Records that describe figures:
:::

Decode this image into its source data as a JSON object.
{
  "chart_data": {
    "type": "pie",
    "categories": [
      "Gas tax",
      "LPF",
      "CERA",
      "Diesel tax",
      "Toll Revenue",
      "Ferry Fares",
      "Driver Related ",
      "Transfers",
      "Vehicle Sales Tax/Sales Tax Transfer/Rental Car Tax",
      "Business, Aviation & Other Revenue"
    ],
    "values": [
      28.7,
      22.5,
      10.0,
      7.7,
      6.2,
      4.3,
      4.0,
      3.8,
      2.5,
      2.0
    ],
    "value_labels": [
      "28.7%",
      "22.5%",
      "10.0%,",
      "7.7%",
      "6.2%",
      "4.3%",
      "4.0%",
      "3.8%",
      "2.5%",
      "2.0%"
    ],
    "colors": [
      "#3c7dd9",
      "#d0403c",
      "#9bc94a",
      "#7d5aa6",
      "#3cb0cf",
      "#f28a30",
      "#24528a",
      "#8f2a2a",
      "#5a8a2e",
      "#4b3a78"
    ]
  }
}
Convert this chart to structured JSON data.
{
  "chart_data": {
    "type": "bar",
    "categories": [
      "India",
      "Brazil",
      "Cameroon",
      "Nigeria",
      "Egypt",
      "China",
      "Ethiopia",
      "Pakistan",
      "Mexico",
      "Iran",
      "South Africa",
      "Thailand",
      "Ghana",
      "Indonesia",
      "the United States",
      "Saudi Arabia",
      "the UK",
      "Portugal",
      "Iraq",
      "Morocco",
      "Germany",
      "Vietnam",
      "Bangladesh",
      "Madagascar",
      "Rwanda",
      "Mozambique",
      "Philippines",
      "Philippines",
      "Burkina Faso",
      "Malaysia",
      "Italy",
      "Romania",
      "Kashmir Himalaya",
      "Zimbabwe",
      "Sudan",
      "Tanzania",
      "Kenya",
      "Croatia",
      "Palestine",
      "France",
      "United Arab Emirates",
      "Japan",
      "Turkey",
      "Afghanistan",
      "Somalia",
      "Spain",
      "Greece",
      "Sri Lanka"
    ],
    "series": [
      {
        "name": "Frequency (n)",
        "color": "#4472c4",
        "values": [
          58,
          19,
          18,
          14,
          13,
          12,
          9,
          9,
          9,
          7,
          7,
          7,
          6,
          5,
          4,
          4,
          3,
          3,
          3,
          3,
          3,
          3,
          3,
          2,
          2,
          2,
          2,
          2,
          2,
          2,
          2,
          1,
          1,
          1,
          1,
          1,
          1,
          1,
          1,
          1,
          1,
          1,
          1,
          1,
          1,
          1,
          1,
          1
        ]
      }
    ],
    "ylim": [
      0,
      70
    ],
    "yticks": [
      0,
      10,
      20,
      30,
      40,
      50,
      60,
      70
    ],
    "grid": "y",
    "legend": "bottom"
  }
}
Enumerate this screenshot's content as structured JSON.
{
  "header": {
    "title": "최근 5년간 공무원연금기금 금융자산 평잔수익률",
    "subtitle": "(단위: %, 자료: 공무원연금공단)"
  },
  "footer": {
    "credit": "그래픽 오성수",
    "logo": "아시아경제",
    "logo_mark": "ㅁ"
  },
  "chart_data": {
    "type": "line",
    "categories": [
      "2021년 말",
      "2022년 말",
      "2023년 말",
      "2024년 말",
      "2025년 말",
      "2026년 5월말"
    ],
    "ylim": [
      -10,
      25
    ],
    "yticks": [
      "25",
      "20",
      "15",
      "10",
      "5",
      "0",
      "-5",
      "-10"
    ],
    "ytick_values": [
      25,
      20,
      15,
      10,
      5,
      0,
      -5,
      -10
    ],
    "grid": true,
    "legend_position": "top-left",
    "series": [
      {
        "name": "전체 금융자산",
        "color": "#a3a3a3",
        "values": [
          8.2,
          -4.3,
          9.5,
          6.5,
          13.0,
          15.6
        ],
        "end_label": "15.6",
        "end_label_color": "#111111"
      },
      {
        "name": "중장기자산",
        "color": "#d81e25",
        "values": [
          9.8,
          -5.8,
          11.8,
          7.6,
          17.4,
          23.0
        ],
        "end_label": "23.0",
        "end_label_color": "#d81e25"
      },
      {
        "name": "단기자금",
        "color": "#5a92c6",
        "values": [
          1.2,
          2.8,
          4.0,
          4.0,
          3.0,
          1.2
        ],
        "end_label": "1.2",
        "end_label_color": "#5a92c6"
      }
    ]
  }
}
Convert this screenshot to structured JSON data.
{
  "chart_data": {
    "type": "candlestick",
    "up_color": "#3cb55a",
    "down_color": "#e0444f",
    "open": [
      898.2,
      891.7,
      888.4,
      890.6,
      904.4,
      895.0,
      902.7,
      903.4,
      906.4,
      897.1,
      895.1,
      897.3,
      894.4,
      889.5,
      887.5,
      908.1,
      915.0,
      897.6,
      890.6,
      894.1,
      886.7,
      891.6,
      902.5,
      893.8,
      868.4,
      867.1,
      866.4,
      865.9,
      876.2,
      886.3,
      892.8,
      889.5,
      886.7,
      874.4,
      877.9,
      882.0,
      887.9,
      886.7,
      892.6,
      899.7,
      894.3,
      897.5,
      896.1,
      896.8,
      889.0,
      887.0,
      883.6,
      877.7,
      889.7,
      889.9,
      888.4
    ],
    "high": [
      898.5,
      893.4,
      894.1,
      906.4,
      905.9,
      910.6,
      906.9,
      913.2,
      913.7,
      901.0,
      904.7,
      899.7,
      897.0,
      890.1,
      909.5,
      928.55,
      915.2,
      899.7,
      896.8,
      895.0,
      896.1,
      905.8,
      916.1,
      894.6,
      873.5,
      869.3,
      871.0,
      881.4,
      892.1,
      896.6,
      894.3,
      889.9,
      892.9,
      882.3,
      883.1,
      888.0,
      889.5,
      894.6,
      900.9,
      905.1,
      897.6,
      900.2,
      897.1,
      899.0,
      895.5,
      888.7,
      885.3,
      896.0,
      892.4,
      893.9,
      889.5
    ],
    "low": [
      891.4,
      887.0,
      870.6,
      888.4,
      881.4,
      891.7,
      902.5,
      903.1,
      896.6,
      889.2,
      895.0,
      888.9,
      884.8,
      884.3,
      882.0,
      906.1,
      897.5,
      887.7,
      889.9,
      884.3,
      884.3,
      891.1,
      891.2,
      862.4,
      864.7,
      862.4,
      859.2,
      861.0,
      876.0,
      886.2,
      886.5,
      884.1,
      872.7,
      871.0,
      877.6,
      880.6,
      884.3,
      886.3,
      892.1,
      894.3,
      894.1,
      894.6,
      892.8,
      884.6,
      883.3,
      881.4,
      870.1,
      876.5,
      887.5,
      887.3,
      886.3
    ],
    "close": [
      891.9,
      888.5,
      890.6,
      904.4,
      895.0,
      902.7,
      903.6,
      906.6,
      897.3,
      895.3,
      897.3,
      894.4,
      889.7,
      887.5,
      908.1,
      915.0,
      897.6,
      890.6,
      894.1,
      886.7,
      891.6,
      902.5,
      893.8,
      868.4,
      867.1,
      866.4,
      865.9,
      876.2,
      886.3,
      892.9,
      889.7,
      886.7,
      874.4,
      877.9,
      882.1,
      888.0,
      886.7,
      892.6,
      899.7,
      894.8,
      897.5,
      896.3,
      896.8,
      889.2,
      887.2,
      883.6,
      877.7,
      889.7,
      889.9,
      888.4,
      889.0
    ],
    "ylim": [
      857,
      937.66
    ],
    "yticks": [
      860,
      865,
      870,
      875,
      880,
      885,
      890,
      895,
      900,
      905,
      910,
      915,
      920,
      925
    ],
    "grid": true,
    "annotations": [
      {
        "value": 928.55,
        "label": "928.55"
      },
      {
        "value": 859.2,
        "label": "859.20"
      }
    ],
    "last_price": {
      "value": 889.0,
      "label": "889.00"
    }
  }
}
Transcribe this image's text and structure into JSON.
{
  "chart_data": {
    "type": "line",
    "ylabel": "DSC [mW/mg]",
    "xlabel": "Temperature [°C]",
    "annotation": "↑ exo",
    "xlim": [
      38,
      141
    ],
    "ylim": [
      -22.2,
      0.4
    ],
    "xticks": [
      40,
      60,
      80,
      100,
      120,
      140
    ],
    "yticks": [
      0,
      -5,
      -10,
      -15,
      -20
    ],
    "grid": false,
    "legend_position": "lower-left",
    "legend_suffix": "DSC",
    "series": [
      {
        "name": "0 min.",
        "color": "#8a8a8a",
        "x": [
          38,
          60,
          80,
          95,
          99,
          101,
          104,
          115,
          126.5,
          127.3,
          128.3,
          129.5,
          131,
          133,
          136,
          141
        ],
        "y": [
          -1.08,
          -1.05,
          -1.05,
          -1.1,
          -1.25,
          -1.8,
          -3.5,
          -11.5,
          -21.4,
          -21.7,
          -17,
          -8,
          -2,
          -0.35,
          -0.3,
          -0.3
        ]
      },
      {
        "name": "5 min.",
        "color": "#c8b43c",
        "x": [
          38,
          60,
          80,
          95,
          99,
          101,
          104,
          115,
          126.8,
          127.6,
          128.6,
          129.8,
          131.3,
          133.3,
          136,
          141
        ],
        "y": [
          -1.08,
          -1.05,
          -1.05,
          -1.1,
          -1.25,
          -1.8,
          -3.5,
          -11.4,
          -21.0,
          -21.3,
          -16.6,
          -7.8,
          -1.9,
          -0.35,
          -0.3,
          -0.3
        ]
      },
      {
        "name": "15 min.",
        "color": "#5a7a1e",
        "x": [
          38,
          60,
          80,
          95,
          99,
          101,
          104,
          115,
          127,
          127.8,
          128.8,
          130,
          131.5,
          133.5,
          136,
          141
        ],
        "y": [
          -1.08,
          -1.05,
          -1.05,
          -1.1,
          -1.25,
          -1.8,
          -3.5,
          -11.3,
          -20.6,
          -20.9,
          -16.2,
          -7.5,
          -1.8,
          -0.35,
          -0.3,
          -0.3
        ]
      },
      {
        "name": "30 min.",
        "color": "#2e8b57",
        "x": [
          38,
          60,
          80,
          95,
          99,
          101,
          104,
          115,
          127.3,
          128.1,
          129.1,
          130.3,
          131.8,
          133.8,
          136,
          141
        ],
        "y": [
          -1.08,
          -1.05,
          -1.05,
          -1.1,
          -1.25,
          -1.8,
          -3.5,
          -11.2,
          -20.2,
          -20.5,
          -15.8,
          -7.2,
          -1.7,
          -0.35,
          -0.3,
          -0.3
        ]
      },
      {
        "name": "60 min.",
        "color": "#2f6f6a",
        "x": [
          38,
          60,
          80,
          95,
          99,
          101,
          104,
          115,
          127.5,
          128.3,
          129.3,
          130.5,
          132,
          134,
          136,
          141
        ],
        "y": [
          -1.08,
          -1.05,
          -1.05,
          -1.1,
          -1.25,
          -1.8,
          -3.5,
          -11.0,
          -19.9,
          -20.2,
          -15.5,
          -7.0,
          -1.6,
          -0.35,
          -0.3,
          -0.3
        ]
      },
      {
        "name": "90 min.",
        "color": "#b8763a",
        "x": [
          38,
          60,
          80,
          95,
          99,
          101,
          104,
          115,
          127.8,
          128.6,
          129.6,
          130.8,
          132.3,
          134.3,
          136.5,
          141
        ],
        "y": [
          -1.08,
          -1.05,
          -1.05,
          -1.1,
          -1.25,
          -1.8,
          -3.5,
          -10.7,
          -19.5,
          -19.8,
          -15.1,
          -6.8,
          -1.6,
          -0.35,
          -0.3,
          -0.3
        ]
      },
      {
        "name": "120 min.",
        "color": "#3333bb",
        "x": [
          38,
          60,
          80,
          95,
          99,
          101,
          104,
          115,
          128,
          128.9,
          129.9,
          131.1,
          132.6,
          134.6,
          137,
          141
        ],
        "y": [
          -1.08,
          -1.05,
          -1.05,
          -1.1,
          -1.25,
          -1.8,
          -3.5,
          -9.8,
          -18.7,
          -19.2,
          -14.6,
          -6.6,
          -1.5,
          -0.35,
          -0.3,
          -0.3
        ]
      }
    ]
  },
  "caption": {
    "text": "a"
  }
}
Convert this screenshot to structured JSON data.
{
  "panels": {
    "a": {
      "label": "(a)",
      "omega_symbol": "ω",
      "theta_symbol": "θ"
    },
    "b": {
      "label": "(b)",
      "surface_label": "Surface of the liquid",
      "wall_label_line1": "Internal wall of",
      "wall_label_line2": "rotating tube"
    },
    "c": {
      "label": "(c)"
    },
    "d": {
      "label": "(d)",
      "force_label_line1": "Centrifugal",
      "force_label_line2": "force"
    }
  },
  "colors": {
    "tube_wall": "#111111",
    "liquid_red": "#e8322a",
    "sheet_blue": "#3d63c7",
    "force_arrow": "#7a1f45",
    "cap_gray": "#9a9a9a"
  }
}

:::

Task brief:
Reproduce each line holding the word "United".

Solution below:
      "the United States",
      "United Arab Emirates",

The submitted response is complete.